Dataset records

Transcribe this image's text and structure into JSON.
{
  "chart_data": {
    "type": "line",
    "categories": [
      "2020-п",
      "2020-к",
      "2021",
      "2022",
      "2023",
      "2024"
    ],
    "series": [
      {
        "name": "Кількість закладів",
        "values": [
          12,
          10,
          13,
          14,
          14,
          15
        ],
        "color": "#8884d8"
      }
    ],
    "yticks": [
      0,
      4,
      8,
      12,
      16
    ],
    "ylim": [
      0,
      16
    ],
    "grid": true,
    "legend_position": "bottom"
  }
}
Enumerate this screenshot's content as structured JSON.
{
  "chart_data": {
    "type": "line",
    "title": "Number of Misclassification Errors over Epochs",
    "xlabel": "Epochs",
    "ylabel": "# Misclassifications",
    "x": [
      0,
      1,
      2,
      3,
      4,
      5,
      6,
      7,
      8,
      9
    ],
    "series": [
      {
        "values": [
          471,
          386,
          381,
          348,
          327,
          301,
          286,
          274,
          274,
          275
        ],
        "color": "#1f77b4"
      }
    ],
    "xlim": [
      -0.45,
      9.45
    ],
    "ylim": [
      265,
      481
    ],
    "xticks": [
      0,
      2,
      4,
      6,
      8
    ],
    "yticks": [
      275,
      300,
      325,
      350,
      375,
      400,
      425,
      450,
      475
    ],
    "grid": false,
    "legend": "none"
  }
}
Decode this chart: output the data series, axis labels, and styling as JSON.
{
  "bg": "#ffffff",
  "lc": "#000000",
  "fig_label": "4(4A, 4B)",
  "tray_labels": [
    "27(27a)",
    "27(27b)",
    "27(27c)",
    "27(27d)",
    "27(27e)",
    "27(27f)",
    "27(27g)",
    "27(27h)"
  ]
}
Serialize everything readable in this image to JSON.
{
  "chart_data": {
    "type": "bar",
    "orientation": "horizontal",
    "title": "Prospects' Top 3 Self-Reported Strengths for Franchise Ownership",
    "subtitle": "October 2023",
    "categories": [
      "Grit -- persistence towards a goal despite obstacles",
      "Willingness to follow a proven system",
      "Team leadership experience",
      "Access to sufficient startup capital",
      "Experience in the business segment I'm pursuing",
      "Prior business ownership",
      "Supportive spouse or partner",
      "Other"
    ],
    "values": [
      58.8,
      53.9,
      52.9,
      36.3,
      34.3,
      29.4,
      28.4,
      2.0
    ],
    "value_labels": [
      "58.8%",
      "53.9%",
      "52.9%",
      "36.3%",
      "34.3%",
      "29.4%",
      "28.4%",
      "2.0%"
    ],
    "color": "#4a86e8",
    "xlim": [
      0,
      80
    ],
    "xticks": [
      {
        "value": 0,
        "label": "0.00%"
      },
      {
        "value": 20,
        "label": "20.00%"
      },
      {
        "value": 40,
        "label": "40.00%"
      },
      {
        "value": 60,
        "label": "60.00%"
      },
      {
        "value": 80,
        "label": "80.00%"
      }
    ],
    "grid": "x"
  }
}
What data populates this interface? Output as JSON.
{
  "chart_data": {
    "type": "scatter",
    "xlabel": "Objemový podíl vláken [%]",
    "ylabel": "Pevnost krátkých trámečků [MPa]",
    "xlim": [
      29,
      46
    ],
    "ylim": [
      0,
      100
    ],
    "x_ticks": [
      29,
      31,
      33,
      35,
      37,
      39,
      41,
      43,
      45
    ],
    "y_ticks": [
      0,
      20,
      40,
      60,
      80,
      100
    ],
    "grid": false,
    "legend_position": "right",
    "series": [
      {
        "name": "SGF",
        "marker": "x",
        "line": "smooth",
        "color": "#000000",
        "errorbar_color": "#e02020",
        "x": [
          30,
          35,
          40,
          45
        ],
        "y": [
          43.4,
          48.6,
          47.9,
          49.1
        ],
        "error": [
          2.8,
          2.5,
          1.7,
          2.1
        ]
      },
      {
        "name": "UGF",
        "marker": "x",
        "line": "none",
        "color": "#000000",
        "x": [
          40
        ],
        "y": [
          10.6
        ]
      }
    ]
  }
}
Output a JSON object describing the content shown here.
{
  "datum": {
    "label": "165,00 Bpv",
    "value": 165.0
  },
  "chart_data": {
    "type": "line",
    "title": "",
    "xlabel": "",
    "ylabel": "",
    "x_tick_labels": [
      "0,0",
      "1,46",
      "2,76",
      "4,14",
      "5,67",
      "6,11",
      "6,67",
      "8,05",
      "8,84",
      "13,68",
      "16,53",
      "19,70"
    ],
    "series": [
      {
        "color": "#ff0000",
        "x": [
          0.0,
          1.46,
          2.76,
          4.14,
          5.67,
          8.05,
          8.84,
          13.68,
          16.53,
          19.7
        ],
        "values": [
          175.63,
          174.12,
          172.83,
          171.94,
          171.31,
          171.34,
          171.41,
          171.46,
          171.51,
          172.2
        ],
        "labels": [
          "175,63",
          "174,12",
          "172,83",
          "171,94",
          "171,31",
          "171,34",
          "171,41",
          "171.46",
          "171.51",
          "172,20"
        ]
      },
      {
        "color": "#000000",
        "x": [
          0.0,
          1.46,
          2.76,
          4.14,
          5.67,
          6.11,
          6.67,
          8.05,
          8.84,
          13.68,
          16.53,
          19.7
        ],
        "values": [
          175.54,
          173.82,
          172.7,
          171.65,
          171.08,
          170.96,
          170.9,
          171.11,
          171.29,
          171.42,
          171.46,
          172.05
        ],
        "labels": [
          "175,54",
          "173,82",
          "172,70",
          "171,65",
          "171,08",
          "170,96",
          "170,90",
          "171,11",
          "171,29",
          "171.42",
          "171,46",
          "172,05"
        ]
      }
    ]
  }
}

Exercise aim: Pull out all lines from the entries above that include the word "grid".

Answer:
    "grid": true,
    "grid": false,
    "grid": "x"
    "grid": false,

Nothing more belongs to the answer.